**Given exercise**
Spot every line with the word "всички" and return it.

Collection entries:
++++++++++++++++++++

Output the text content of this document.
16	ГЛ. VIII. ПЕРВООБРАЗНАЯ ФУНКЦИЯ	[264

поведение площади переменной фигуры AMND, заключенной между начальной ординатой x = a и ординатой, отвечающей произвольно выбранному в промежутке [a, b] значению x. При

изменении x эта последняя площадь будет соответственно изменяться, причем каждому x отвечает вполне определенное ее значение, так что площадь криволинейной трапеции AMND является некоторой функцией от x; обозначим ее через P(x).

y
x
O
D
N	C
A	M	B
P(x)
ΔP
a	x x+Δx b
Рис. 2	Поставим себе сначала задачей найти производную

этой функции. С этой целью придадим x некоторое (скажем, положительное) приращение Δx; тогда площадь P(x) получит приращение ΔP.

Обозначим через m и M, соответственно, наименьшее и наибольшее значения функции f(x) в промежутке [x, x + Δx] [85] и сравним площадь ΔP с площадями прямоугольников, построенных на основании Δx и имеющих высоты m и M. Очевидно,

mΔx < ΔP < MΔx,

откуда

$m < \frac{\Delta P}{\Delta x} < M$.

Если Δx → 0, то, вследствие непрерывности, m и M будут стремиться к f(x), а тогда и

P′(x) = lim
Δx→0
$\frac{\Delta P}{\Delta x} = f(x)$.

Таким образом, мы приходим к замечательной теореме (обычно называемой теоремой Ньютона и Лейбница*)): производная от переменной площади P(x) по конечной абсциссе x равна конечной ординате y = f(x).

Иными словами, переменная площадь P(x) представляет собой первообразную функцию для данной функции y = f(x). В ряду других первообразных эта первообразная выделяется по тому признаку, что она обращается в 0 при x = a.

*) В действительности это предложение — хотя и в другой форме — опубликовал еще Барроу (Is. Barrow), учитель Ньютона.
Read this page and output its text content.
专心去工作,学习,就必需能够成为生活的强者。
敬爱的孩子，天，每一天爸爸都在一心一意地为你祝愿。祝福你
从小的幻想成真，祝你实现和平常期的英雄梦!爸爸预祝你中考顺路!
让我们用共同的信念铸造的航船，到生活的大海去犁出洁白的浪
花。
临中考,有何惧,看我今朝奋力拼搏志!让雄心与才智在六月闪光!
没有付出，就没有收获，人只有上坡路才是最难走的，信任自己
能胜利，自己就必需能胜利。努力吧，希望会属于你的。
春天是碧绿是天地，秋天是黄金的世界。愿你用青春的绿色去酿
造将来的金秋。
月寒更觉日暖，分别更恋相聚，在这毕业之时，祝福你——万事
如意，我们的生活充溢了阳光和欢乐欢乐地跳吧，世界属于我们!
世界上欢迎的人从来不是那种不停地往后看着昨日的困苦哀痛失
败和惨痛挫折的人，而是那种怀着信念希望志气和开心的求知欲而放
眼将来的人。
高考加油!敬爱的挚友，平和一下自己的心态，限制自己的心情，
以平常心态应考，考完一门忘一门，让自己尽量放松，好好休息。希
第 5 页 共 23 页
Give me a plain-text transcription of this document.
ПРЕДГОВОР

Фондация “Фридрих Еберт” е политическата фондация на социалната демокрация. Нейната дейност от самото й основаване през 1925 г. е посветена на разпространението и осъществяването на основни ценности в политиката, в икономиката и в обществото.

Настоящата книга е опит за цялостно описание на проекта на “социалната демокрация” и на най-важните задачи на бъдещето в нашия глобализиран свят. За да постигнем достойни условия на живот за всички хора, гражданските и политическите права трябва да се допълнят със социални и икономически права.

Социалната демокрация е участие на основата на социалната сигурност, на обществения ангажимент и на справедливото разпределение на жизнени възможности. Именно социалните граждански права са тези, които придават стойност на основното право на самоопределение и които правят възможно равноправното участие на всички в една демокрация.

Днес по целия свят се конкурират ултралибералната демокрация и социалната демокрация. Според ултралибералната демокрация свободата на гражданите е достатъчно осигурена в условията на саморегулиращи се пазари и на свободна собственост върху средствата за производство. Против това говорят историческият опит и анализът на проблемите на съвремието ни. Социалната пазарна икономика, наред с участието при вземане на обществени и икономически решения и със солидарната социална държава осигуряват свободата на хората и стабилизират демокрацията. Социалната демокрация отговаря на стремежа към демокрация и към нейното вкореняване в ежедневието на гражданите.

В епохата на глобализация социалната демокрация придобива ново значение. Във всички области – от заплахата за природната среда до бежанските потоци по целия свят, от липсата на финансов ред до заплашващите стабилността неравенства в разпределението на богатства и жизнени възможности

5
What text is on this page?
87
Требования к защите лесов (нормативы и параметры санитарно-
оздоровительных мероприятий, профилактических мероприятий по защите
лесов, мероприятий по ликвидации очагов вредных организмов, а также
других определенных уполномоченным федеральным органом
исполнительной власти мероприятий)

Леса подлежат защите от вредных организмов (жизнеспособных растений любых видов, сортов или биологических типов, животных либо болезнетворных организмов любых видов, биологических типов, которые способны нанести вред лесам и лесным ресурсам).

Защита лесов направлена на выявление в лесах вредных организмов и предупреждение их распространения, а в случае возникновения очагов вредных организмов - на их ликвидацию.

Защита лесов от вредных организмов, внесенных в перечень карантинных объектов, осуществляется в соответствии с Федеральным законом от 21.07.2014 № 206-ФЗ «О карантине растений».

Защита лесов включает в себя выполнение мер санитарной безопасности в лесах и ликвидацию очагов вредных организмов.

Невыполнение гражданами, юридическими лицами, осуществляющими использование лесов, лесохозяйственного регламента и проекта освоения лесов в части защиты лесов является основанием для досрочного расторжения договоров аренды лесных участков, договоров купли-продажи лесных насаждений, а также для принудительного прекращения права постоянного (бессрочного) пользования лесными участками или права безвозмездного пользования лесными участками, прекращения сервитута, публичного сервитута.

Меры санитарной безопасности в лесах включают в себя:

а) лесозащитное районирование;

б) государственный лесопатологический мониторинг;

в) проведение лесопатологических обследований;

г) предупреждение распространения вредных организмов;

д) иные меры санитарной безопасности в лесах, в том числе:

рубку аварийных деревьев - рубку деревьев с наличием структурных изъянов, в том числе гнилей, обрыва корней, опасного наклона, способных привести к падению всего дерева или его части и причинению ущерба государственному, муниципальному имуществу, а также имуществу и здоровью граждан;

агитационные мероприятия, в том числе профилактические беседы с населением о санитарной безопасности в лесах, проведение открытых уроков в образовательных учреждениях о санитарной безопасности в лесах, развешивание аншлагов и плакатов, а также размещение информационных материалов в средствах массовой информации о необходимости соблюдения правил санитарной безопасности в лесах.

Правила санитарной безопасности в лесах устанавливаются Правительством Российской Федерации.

++++++++++++++++++++

**Solution to this problem**
Настоящата книга е опит за цялостно описание на проекта на “социалната демокрация” и на най-важните задачи на бъдещето в нашия глобализиран свят. За да постигнем достойни условия на живот за всички хора, гражданските и политическите права трябва да се допълнят със социални и икономически права.
Социалната демокрация е участие на основата на социалната сигурност, на обществения ангажимент и на справедливото разпределение на жизнени възможности. Именно социалните граждански права са тези, които придават стойност на основното право на самоопределение и които правят възможно равноправното участие на всички в една демокрация.
В епохата на глобализация социалната демокрация придобива ново значение. Във всички области – от заплахата за природната среда до бежанските потоци по целия свят, от липсата на финансов ред до заплашващите стабилността неравенства в разпределението на богатства и жизнени възможности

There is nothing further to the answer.